> DIRECTIVE
Print every one of the lines below verbatim, without altering any character.

[Collection entries]

## START

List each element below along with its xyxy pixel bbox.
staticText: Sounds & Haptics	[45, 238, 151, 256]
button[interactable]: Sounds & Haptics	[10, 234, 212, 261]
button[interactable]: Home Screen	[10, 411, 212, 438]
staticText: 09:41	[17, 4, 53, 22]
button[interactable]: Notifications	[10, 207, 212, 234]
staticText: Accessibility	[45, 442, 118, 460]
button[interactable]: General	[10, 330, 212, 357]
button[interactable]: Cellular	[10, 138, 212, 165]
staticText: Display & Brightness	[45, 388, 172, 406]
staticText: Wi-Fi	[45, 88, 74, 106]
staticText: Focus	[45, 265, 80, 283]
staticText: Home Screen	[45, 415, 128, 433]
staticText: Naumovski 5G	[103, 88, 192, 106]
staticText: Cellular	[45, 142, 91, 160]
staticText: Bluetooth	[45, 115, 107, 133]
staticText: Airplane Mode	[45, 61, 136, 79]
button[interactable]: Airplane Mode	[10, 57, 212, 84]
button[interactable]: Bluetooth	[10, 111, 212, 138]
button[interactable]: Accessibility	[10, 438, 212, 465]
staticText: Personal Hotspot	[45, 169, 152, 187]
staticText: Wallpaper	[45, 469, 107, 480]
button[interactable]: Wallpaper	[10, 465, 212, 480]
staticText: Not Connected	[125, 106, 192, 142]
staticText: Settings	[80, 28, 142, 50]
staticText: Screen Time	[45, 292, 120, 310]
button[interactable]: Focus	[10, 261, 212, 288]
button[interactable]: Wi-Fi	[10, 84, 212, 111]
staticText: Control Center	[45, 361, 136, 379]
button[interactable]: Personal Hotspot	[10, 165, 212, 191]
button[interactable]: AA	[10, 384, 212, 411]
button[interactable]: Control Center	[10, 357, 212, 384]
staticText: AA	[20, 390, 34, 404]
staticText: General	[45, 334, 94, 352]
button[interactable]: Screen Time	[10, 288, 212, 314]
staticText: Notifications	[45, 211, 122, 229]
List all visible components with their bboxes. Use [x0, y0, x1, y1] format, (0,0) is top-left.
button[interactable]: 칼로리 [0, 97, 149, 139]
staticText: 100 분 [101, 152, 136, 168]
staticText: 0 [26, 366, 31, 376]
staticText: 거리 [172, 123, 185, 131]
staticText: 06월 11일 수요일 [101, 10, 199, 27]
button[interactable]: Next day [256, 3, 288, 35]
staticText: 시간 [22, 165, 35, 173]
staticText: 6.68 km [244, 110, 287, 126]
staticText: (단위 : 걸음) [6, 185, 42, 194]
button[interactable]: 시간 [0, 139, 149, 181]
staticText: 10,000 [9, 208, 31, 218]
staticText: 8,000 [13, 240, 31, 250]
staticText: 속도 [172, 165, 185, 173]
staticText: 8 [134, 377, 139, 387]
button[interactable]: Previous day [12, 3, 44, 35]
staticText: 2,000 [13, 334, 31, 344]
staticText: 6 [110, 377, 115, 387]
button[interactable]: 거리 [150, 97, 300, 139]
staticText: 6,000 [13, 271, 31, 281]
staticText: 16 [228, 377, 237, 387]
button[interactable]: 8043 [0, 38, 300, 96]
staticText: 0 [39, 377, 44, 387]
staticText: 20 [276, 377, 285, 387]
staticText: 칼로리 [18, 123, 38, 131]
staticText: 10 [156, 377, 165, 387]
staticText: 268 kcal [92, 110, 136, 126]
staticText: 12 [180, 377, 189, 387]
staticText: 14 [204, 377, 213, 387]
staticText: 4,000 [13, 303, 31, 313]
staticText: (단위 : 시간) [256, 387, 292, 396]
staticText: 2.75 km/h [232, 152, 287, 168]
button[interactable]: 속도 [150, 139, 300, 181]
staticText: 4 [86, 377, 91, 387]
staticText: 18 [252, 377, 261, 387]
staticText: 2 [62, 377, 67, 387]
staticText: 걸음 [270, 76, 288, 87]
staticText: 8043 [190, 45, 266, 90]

## END

> TASK RESULT
List each element below along with its xyxy pixel bbox.
staticText: Sounds & Haptics	[45, 238, 151, 256]
button[interactable]: Sounds & Haptics	[10, 234, 212, 261]
button[interactable]: Home Screen	[10, 411, 212, 438]
staticText: 09:41	[17, 4, 53, 22]
button[interactable]: Notifications	[10, 207, 212, 234]
staticText: Accessibility	[45, 442, 118, 460]
button[interactable]: General	[10, 330, 212, 357]
button[interactable]: Cellular	[10, 138, 212, 165]
staticText: Display & Brightness	[45, 388, 172, 406]
staticText: Wi-Fi	[45, 88, 74, 106]
staticText: Focus	[45, 265, 80, 283]
staticText: Home Screen	[45, 415, 128, 433]
staticText: Naumovski 5G	[103, 88, 192, 106]
staticText: Cellular	[45, 142, 91, 160]
staticText: Bluetooth	[45, 115, 107, 133]
staticText: Airplane Mode	[45, 61, 136, 79]
button[interactable]: Airplane Mode	[10, 57, 212, 84]
button[interactable]: Bluetooth	[10, 111, 212, 138]
button[interactable]: Accessibility	[10, 438, 212, 465]
staticText: Personal Hotspot	[45, 169, 152, 187]
staticText: Wallpaper	[45, 469, 107, 480]
button[interactable]: Wallpaper	[10, 465, 212, 480]
staticText: Not Connected	[125, 106, 192, 142]
staticText: Settings	[80, 28, 142, 50]
staticText: Screen Time	[45, 292, 120, 310]
button[interactable]: Focus	[10, 261, 212, 288]
button[interactable]: Wi-Fi	[10, 84, 212, 111]
staticText: Control Center	[45, 361, 136, 379]
button[interactable]: Personal Hotspot	[10, 165, 212, 191]
button[interactable]: AA	[10, 384, 212, 411]
button[interactable]: Control Center	[10, 357, 212, 384]
staticText: AA	[20, 390, 34, 404]
staticText: General	[45, 334, 94, 352]
button[interactable]: Screen Time	[10, 288, 212, 314]
staticText: Notifications	[45, 211, 122, 229]
List all visible components with their bboxes. Use [x0, y0, x1, y1] format, (0,0) is top-left.
button[interactable]: 칼로리 [0, 97, 149, 139]
staticText: 100 분 [101, 152, 136, 168]
staticText: 0 [26, 366, 31, 376]
staticText: 거리 [172, 123, 185, 131]
staticText: 06월 11일 수요일 [101, 10, 199, 27]
button[interactable]: Next day [256, 3, 288, 35]
staticText: 시간 [22, 165, 35, 173]
staticText: 6.68 km [244, 110, 287, 126]
staticText: (단위 : 걸음) [6, 185, 42, 194]
button[interactable]: 시간 [0, 139, 149, 181]
staticText: 10,000 [9, 208, 31, 218]
staticText: 8,000 [13, 240, 31, 250]
staticText: 속도 [172, 165, 185, 173]
staticText: 8 [134, 377, 139, 387]
button[interactable]: Previous day [12, 3, 44, 35]
staticText: 2,000 [13, 334, 31, 344]
staticText: 6 [110, 377, 115, 387]
button[interactable]: 거리 [150, 97, 300, 139]
staticText: 6,000 [13, 271, 31, 281]
staticText: 16 [228, 377, 237, 387]
button[interactable]: 8043 [0, 38, 300, 96]
staticText: 0 [39, 377, 44, 387]
staticText: 20 [276, 377, 285, 387]
staticText: 칼로리 [18, 123, 38, 131]
staticText: 10 [156, 377, 165, 387]
staticText: 268 kcal [92, 110, 136, 126]
staticText: 12 [180, 377, 189, 387]
staticText: 14 [204, 377, 213, 387]
staticText: 4,000 [13, 303, 31, 313]
staticText: (단위 : 시간) [256, 387, 292, 396]
staticText: 2.75 km/h [232, 152, 287, 168]
button[interactable]: 속도 [150, 139, 300, 181]
staticText: 4 [86, 377, 91, 387]
staticText: 18 [252, 377, 261, 387]
staticText: 2 [62, 377, 67, 387]
staticText: 걸음 [270, 76, 288, 87]
staticText: 8043 [190, 45, 266, 90]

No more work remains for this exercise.